----- Dataset entries

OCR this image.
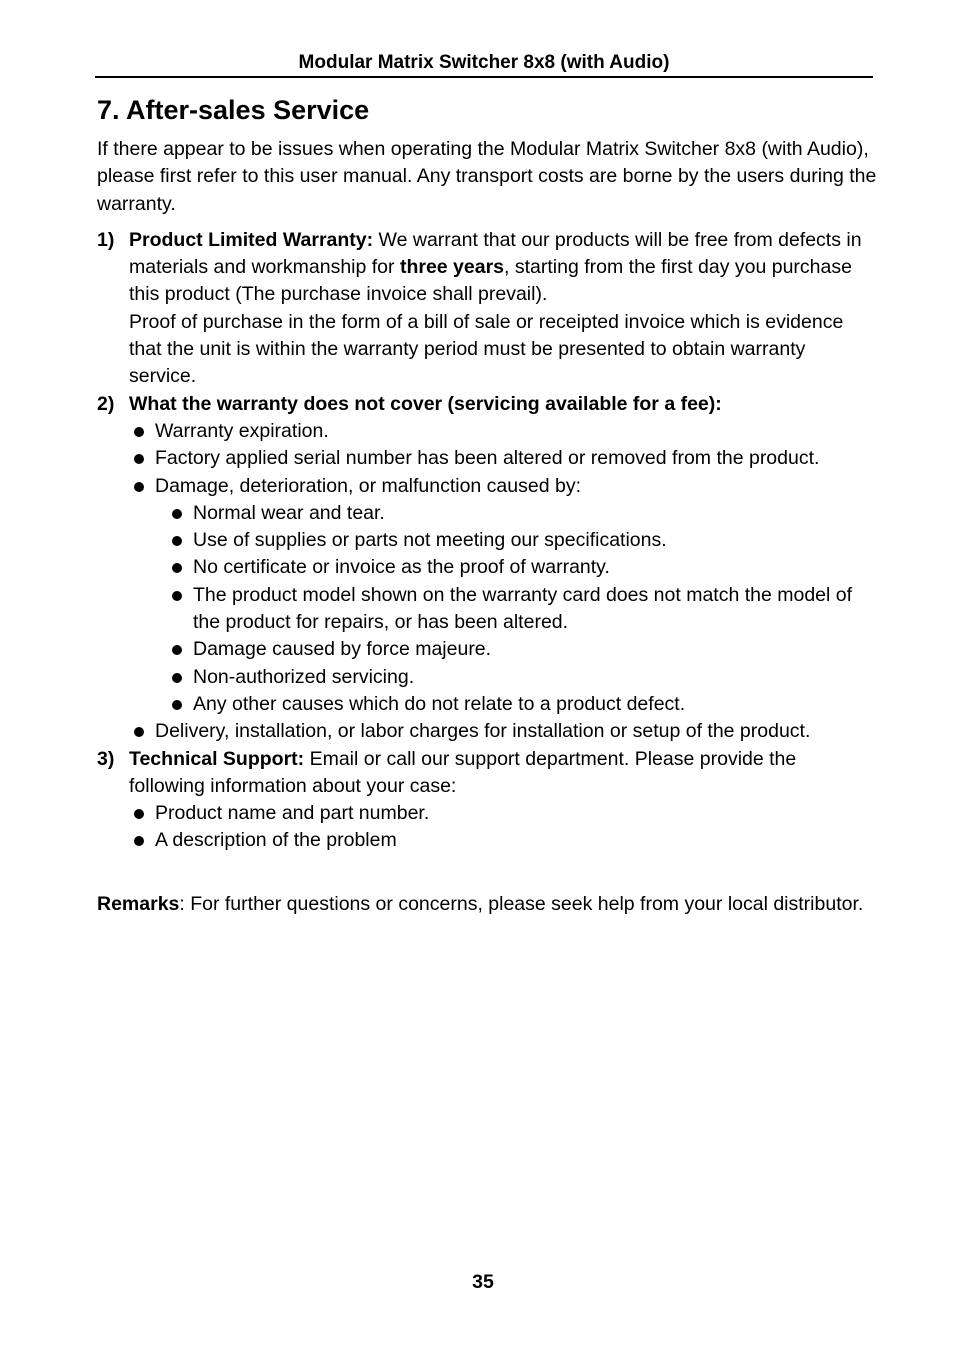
Modular Matrix Switcher 8x8 (with Audio)
7. After-sales Service

If there appear to be issues when operating the Modular Matrix Switcher 8x8 (with Audio), please first refer to this user manual. Any transport costs are borne by the users during the warranty.

1) Product Limited Warranty: We warrant that our products will be free from defects in materials and workmanship for three years, starting from the first day you purchase this product (The purchase invoice shall prevail).

Proof of purchase in the form of a bill of sale or receipted invoice which is evidence that the unit is within the warranty period must be presented to obtain warranty service.

2) What the warranty does not cover (servicing available for a fee):

Warranty expiration.
Factory applied serial number has been altered or removed from the product.
Damage, deterioration, or malfunction caused by:
Normal wear and tear.
Use of supplies or parts not meeting our specifications.
No certificate or invoice as the proof of warranty.
The product model shown on the warranty card does not match the model of the product for repairs, or has been altered.
Damage caused by force majeure.
Non-authorized servicing.
Any other causes which do not relate to a product defect.
Delivery, installation, or labor charges for installation or setup of the product.
3) Technical Support: Email or call our support department. Please provide the following information about your case:

Product name and part number.
A description of the problem

Remarks: For further questions or concerns, please seek help from your local distributor.

35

----------

Work instructions:
In how many lines of the data does the string "caused" appear? Give only the number.

The response:
2